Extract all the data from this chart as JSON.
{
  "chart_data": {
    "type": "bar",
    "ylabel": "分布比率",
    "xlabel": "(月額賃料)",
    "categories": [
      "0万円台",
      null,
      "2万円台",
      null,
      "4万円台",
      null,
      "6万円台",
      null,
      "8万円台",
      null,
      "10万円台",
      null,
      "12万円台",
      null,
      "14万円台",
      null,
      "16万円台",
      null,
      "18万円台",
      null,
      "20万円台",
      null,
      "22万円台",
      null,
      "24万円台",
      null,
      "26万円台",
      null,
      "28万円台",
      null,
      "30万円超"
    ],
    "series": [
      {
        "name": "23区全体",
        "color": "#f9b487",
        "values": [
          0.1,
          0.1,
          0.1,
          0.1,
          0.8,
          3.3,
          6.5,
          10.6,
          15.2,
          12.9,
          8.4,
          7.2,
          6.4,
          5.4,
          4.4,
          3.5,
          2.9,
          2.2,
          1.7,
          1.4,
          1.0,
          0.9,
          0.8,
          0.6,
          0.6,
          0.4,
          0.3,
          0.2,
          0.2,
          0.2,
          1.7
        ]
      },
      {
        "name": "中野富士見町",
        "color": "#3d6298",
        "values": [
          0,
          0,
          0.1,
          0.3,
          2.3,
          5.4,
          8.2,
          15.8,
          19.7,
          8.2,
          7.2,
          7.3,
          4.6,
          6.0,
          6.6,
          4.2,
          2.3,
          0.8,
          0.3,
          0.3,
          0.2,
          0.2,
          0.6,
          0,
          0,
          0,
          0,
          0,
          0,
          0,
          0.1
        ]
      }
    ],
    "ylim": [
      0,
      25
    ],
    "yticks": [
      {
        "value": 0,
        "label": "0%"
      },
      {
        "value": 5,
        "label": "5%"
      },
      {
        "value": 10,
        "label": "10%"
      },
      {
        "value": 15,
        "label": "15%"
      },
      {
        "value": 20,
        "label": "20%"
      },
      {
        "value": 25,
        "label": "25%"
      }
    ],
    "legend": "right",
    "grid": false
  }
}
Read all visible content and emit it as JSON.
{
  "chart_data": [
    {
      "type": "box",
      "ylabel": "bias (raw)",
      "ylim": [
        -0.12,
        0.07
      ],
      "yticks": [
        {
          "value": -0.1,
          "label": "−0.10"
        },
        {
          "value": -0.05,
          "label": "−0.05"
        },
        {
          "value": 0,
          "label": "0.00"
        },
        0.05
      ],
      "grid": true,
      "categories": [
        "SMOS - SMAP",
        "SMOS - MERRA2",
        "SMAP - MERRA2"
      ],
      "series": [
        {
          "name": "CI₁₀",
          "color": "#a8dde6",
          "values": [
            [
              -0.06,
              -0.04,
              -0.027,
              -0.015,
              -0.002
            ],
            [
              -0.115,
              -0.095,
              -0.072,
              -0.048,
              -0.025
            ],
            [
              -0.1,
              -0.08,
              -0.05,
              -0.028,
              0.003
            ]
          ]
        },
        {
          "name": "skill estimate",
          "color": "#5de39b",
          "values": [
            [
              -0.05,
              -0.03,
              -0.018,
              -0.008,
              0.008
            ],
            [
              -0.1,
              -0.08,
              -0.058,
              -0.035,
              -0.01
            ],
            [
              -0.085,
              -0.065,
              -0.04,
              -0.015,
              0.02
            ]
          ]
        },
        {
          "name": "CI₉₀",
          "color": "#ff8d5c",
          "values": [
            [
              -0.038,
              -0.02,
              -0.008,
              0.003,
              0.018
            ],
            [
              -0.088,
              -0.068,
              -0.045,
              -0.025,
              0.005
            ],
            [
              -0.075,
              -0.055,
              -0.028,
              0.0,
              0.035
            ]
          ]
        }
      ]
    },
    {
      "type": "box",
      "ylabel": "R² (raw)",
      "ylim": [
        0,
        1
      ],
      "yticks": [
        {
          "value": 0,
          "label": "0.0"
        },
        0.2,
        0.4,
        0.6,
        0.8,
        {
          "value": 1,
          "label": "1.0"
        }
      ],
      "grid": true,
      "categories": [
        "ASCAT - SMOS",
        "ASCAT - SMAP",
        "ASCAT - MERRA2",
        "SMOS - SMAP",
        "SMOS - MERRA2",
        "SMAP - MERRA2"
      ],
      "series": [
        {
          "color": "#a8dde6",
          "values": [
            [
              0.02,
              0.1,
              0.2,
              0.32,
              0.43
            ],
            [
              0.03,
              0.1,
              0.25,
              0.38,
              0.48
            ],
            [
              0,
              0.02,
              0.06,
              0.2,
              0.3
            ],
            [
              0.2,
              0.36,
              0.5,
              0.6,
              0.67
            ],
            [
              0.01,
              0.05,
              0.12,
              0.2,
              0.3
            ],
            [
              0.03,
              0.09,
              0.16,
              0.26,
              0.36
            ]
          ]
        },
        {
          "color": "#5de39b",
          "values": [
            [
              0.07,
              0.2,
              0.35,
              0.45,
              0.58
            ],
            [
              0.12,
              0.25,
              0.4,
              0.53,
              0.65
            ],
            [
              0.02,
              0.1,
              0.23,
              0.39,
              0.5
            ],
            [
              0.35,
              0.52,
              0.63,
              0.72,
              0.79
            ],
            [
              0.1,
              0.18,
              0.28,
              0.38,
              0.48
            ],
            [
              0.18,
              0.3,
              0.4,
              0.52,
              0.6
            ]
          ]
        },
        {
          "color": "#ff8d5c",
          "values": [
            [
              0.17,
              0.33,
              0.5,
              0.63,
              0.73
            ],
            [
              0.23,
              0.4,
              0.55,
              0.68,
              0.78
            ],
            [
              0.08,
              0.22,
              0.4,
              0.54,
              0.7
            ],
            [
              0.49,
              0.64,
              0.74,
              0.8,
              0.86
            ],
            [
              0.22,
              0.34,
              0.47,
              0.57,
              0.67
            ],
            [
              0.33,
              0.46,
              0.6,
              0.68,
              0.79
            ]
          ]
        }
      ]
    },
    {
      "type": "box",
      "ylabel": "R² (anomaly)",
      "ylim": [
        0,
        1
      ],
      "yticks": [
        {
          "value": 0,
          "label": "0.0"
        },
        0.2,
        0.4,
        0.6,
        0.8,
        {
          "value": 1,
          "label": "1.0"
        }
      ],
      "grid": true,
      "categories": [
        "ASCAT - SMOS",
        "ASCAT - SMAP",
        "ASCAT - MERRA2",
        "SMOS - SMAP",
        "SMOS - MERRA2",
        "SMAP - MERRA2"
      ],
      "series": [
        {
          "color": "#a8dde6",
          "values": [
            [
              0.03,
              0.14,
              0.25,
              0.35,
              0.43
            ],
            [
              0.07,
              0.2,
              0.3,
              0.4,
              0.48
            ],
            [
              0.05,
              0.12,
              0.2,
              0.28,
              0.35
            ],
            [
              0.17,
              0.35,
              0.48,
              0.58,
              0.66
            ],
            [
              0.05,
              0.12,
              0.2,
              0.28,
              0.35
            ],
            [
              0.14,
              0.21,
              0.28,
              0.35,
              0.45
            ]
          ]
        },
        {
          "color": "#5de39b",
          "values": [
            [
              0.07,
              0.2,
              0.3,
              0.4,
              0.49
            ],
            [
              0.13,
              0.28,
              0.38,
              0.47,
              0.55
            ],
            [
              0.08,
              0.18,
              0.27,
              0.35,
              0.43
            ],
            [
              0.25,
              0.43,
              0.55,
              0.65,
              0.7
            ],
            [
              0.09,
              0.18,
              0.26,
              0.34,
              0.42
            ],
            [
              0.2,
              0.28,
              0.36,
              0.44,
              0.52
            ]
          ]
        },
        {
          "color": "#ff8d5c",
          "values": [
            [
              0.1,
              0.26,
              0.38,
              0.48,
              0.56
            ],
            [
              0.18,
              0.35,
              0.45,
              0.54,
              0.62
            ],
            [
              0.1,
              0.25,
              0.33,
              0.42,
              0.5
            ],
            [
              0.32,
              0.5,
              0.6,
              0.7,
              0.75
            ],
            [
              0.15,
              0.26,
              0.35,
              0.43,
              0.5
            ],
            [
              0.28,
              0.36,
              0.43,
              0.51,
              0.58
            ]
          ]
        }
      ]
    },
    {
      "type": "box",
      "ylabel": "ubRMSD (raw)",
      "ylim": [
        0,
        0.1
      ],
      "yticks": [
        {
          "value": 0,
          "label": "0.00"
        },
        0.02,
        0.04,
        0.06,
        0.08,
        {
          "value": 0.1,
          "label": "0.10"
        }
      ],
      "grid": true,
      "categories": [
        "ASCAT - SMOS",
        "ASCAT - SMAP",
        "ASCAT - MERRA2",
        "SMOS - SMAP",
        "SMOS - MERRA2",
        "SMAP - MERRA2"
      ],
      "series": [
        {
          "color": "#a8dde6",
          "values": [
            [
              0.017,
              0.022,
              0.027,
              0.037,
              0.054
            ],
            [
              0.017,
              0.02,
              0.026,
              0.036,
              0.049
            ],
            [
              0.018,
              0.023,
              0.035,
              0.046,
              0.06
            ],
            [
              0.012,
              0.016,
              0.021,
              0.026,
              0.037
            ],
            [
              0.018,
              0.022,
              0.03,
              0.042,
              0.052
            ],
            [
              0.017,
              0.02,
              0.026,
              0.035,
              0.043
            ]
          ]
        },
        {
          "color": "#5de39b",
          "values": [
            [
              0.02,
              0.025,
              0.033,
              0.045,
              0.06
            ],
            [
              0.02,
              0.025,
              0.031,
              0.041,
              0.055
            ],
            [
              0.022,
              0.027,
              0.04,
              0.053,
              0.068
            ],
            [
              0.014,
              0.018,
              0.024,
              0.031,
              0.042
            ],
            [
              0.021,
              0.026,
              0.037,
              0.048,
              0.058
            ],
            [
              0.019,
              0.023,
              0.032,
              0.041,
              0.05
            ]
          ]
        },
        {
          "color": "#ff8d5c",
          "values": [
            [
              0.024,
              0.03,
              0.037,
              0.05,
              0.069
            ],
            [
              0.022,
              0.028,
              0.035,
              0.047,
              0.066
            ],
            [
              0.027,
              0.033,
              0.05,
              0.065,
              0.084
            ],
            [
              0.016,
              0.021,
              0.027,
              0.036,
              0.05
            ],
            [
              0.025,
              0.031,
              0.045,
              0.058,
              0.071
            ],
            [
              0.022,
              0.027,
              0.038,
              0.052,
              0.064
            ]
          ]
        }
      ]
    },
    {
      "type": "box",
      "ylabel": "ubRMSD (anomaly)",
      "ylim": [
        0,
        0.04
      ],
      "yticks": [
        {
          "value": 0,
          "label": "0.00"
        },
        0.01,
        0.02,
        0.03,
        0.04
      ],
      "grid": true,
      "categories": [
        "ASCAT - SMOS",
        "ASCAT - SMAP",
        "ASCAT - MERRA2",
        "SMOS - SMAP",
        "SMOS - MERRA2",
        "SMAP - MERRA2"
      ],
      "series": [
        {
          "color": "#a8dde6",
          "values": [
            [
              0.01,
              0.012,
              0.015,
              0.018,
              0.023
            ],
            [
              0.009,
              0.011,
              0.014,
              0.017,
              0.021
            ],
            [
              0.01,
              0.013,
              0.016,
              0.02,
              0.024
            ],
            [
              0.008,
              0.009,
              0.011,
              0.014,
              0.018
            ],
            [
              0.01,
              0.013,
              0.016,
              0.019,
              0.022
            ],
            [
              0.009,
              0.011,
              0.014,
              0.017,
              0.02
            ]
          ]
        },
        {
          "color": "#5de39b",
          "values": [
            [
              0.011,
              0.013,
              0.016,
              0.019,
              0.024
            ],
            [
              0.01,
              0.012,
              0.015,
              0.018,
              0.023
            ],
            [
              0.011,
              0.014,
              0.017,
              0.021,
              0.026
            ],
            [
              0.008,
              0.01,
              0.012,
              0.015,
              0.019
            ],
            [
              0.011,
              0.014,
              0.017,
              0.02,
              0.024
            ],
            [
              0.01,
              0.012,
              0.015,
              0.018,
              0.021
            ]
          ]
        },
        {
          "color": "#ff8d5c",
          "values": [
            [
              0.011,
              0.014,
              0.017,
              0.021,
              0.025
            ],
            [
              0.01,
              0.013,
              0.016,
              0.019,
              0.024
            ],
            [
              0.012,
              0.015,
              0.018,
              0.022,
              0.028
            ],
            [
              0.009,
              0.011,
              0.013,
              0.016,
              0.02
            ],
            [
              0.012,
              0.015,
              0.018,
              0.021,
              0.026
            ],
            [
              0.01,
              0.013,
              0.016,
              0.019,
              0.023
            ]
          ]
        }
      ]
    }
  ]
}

================

* [Exercise]
In the listing above, find the lines holding the word "JSON" and copy them.

* [Task solution]
Extract all the data from this chart as JSON.
Read all visible content and emit it as JSON.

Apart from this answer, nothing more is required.